Text shown:
======

Index Terms—Application specific integrated circuits, channel coding, communication systems, energy conservation, networks, sensors.

I. INTRODUCTION

The sensor nodes of a wireless sensor network (WSN) are typically required to maintain sporadic but reliable data transmissions for extended periods of time. However, in applications such as body area networks [1], the sensor nodes have to be small, preventing the use of bulky batteries. Therefore, improvements in the energy efficiency of sensor nodes are desirable.

Starred WSN topologies have been shown to be beneficial in energy-constrained applications [2], [3]. Here, the sensor nodes transmit to a central node, which coordinates the reactions of a higher-level system to the sensed data. Owing to its integration into the higher-level system, the central node typically has less limited energy resources. It is therefore beneficial to redistribute the energy consumption from the sensor nodes to the central node whenever possible.

In [4], we proposed an augmentation to the physical layer (PHY) of the IEEE 802.15.4 standard for WSNs [5] to re-distribute energy consumption as described above. This was achieved by employing a sophisticated forward error correction (FEC) decoder within the central node, which reduced the transmission energy required to achieve reliable communications. However, additional energy is consumed when performing FEC encoding in the sensor node transmitters. The novel contribution of this paper is the design, parameterization, and implementation of a dedicated FEC hardware module for sensor node transmitters. This allows the net energy saving to be quantified by considering the signal-processing-related energy increase and the achievable transmission energy reduction.

======

Given information:
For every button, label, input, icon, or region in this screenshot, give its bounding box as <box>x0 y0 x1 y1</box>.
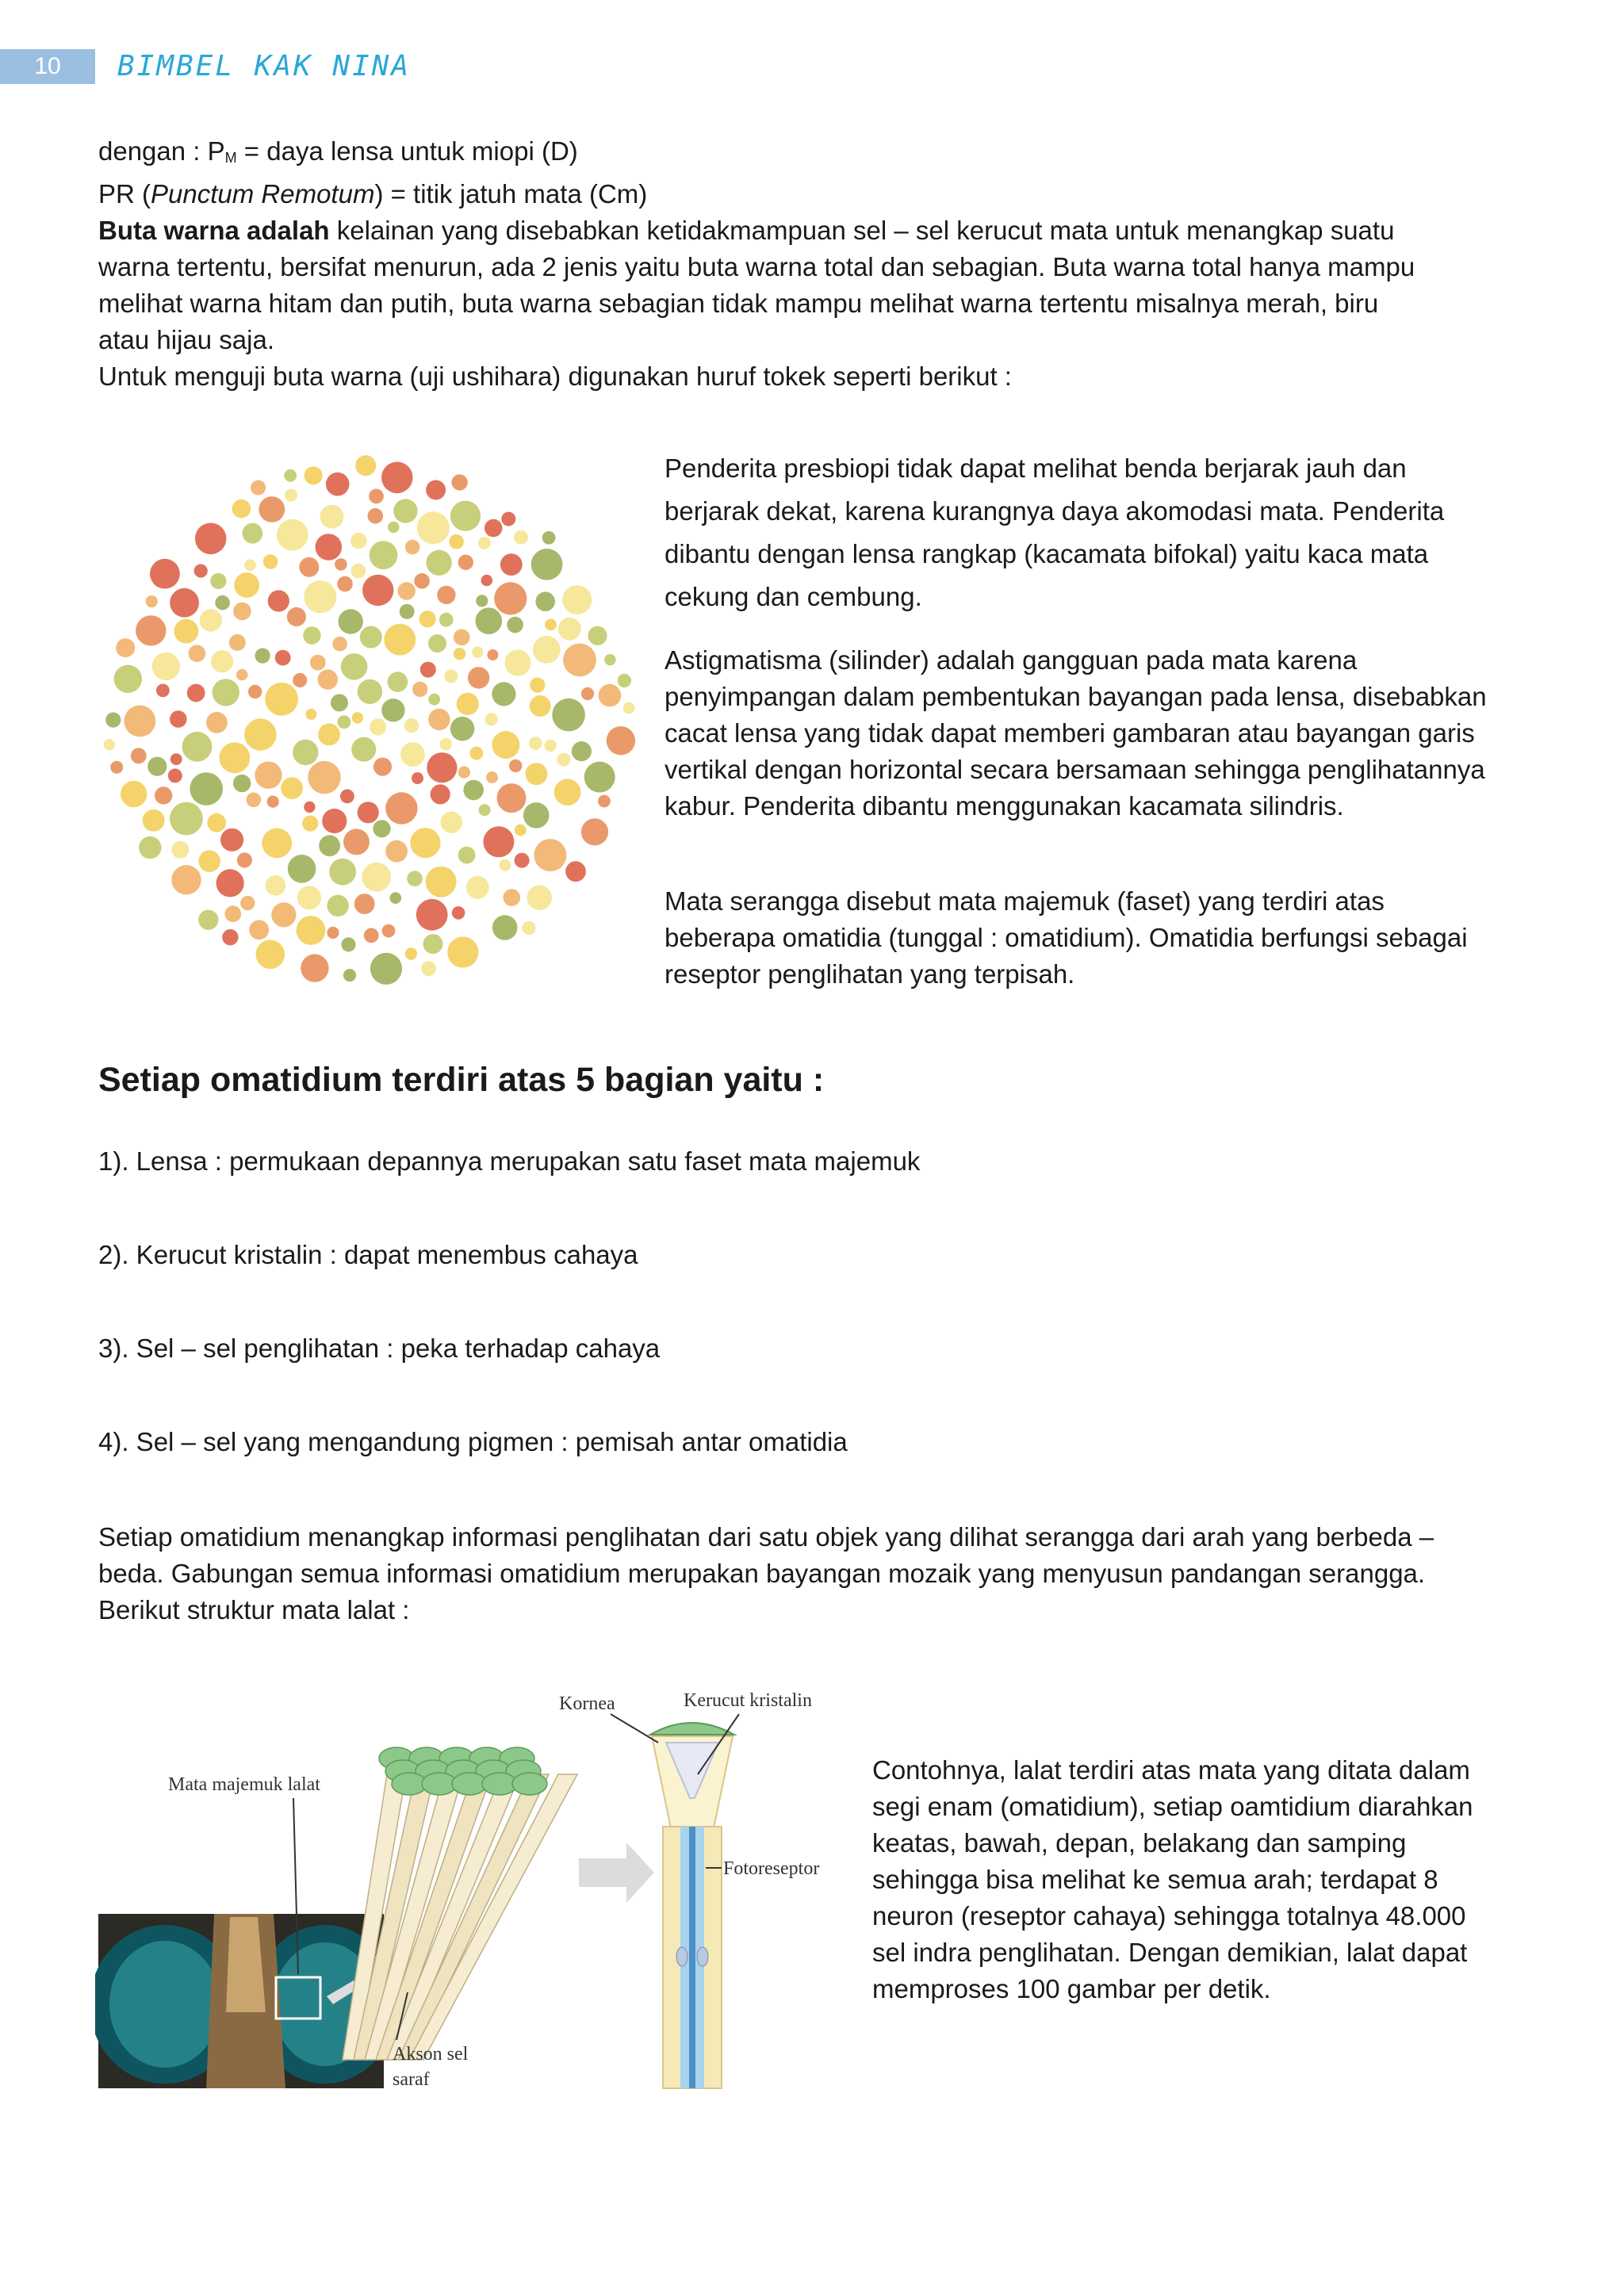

======

Directives:
1/ Answer from the sensor network text:
(a) In what kind of application must sensor nodes be too small for bulky batteries?
(b) Why does the central node typically have less limited energy resources?
(c) The physical layer of which standard did the authors propose augmenting?
2/ Quote the sensor network text, starting with "I. INTRODUCTION" and going on through "node whenever possible.".
3/ Translate this sentence from the sensor network text into Spanish: "Therefore, improvements in the energy efficiency of sensor nodes are desirable."
The data here come from a separate source, unrelated to the sensor network text.

Task results:
1/
(a) Body area networks.
(b) Because it is integrated into the higher-level system.
(c) The IEEE 802.15.4 standard for WSNs.

2/
I. INTRODUCTION

The sensor nodes of a wireless sensor network (WSN) are typically required to maintain sporadic but reliable data transmissions for extended periods of time. However, in applications such as body area networks [1], the sensor nodes have to be small, preventing the use of bulky batteries. Therefore, improvements in the energy efficiency of sensor nodes are desirable.

Starred WSN topologies have been shown to be beneficial in energy-constrained applications [2], [3]. Here, the sensor nodes transmit to a central node, which coordinates the reactions of a higher-level system to the sensed data. Owing to its integration into the higher-level system, the central node typically has less limited energy resources. It is therefore beneficial to redistribute the energy consumption from the sensor nodes to the central node whenever possible.

3/ Por lo tanto, son deseables mejoras en la eficiencia energética de los nodos sensores.